Count how many lines in the material below hold the word "ἀντὶ"; the reply is that number alone.
--- Material provided ---
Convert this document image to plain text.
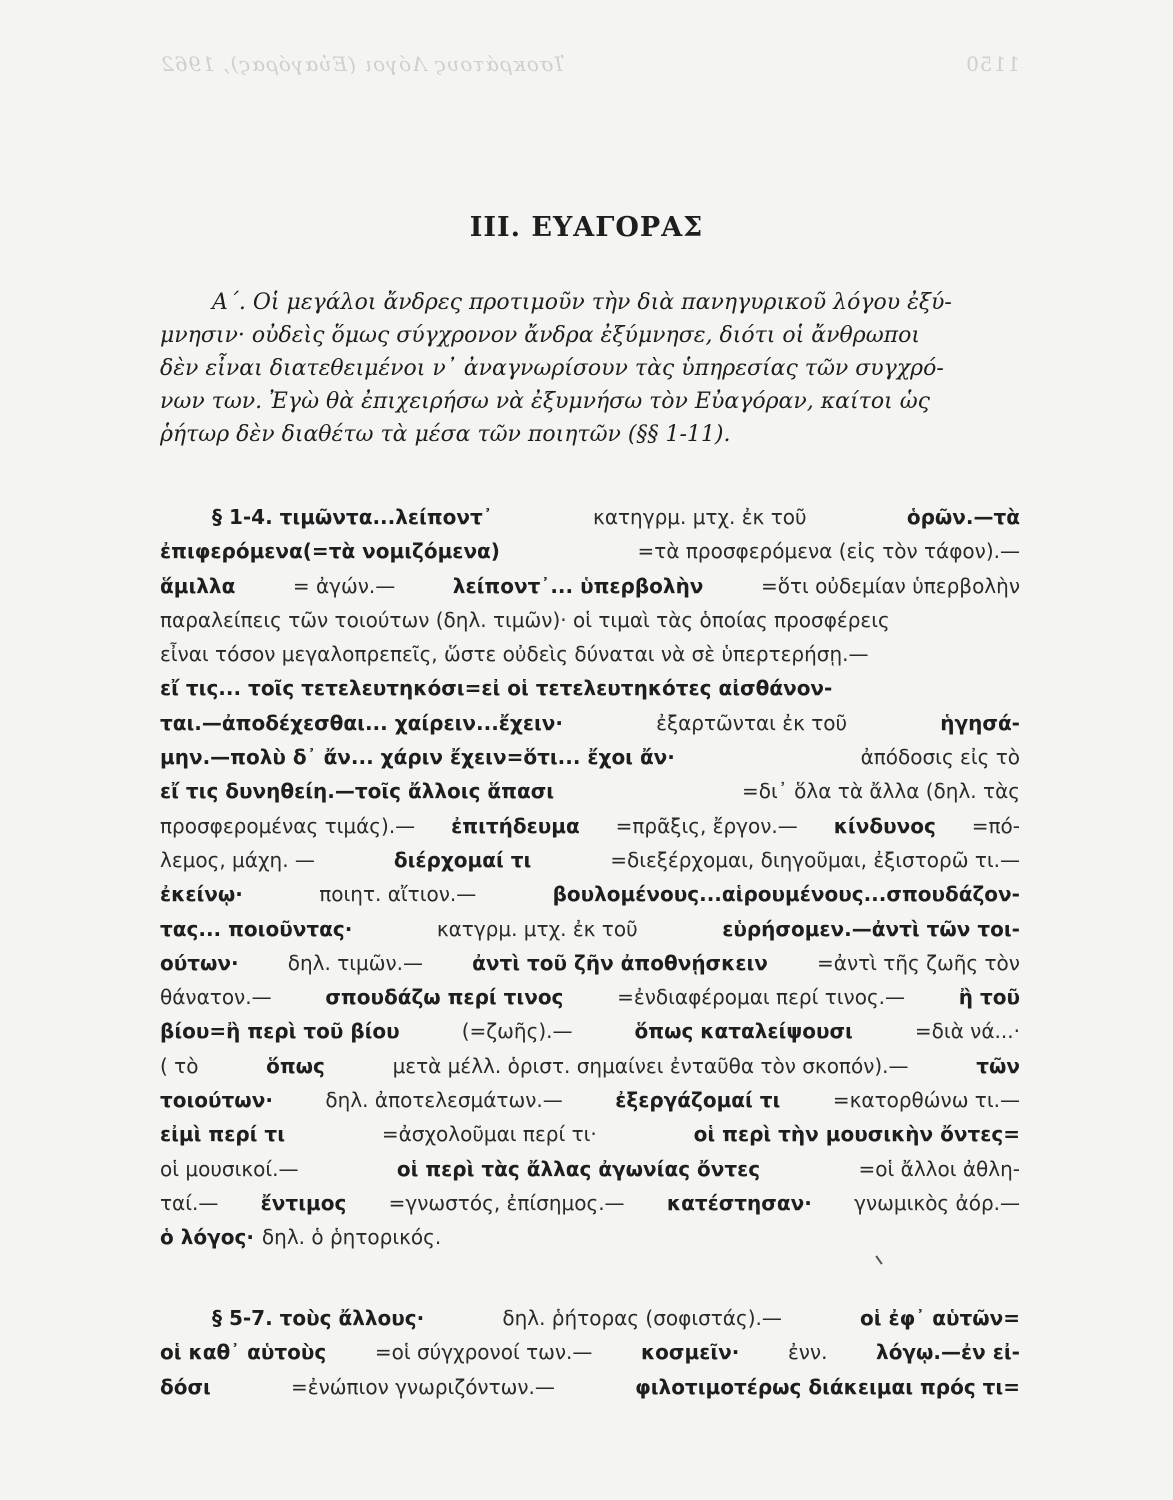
1150
Ἰσοκράτους Λόγοι (Εὐαγόρας), 1962
III. ΕΥΑΓΟΡΑΣ
Α΄. Οἱ μεγάλοι ἄνδρες προτιμοῦν τὴν διὰ πανηγυρικοῦ λόγου ἐξύ-
μνησιν· οὐδεὶς ὅμως σύγχρονον ἄνδρα ἐξύμνησε, διότι οἱ ἄνθρωποι
δὲν εἶναι διατεθειμένοι ν᾿ ἀναγνωρίσουν τὰς ὑπηρεσίας τῶν συγχρό-
νων των. Ἐγὼ θὰ ἐπιχειρήσω νὰ ἐξυμνήσω τὸν Εὐαγόραν, καίτοι ὡς
ῥήτωρ δὲν διαθέτω τὰ μέσα τῶν ποιητῶν (§§ 1-11).
§ 1-4. τιμῶντα...λείποντ᾿	κατηγρμ. μτχ. ἐκ τοῦ	ὁρῶν.—τὰ
ἐπιφερόμενα(=τὰ νομιζόμενα)	=τὰ προσφερόμενα (εἰς τὸν τάφον).—
ἅμιλλα	= ἀγών.—	λείποντ᾿... ὑπερβολὴν	=ὅτι οὐδεμίαν ὑπερβολὴν
παραλείπεις τῶν τοιούτων (δηλ. τιμῶν)· οἱ τιμαὶ τὰς ὁποίας προσφέρεις
εἶναι τόσον μεγαλοπρεπεῖς, ὥστε οὐδεὶς δύναται νὰ σὲ ὑπερτερήσῃ.—
εἴ τις... τοῖς τετελευτηκόσι=εἰ οἱ τετελευτηκότες αἰσθάνον-
ται.—ἀποδέχεσθαι... χαίρειν...ἔχειν·	ἐξαρτῶνται ἐκ τοῦ	ἡγησά-
μην.—πολὺ δ᾿ ἄν... χάριν ἔχειν=ὅτι... ἔχοι ἄν·	ἀπόδοσις εἰς τὸ
εἴ τις δυνηθείη.—τοῖς ἄλλοις ἅπασι	=δι᾿ ὅλα τὰ ἄλλα (δηλ. τὰς
προσφερομένας τιμάς).— ἐπιτήδευμα =πρᾶξις, ἔργον.— κίνδυνος =πό-
λεμος, μάχη. —	διέρχομαί τι	=διεξέρχομαι, διηγοῦμαι, ἐξιστορῶ τι.—
ἐκείνῳ·	ποιητ. αἴτιον.—	βουλομένους...αἱρουμένους...σπουδάζον-
τας... ποιοῦντας·	κατγρμ. μτχ. ἐκ τοῦ	εὑρήσομεν.—ἀντὶ τῶν τοι-
ούτων· δηλ. τιμῶν.— ἀντὶ τοῦ ζῆν ἀποθνῄσκειν =ἀντὶ τῆς ζωῆς τὸν
θάνατον.—	σπουδάζω περί τινος	=ἐνδιαφέρομαι περί τινος.—	ἢ τοῦ
βίου=ἢ περὶ τοῦ βίου	(=ζωῆς).—	ὅπως καταλείψουσι	=διὰ νά...·
( τὸ	ὅπως	μετὰ μέλλ. ὁριστ. σημαίνει ἐνταῦθα τὸν σκοπόν).—	τῶν
τοιούτων·	δηλ. ἀποτελεσμάτων.—	ἐξεργάζομαί τι	=κατορθώνω τι.—
εἰμὶ περί τι	=ἀσχολοῦμαι περί τι·	οἱ περὶ τὴν μουσικὴν ὄντες=
οἱ μουσικοί.—	οἱ περὶ τὰς ἄλλας ἀγωνίας ὄντες	=οἱ ἄλλοι ἀθλη-
ταί.— ἔντιμος =γνωστός, ἐπίσημος.— κατέστησαν· γνωμικὸς ἀόρ.—
ὁ λόγος· δηλ. ὁ ῥητορικός.
§ 5-7. τοὺς ἄλλους·	δηλ. ῥήτορας (σοφιστάς).—	οἱ ἐφ᾿ αὑτῶν=
οἱ καθ᾿ αὑτοὺς =οἱ σύγχρονοί των.— κοσμεῖν· ἐνν. λόγῳ.—ἐν εἰ-
δόσι	=ἐνώπιον γνωριζόντων.—	φιλοτιμοτέρως διάκειμαι πρός τι=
---
● **Solution for this exercise**:
2